>> start Available data

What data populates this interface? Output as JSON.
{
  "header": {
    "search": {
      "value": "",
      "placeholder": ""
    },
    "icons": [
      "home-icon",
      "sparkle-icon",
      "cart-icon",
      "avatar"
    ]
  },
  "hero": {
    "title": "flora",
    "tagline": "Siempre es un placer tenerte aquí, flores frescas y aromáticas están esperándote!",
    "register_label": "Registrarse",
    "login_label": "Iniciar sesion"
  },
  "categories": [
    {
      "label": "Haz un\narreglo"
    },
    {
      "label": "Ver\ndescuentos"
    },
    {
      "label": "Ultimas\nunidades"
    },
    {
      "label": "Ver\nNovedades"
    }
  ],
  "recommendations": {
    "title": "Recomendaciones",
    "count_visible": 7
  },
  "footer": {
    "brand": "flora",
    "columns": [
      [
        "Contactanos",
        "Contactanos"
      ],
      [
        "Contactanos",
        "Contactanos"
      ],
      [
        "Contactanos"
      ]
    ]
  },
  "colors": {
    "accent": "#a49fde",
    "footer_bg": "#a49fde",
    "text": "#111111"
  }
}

>> end Available data

Do this: Your task is to retype all of the records exactly.

Exercise solution:
What data populates this interface? Output as JSON.
{
  "header": {
    "search": {
      "value": "",
      "placeholder": ""
    },
    "icons": [
      "home-icon",
      "sparkle-icon",
      "cart-icon",
      "avatar"
    ]
  },
  "hero": {
    "title": "flora",
    "tagline": "Siempre es un placer tenerte aquí, flores frescas y aromáticas están esperándote!",
    "register_label": "Registrarse",
    "login_label": "Iniciar sesion"
  },
  "categories": [
    {
      "label": "Haz un\narreglo"
    },
    {
      "label": "Ver\ndescuentos"
    },
    {
      "label": "Ultimas\nunidades"
    },
    {
      "label": "Ver\nNovedades"
    }
  ],
  "recommendations": {
    "title": "Recomendaciones",
    "count_visible": 7
  },
  "footer": {
    "brand": "flora",
    "columns": [
      [
        "Contactanos",
        "Contactanos"
      ],
      [
        "Contactanos",
        "Contactanos"
      ],
      [
        "Contactanos"
      ]
    ]
  },
  "colors": {
    "accent": "#a49fde",
    "footer_bg": "#a49fde",
    "text": "#111111"
  }
}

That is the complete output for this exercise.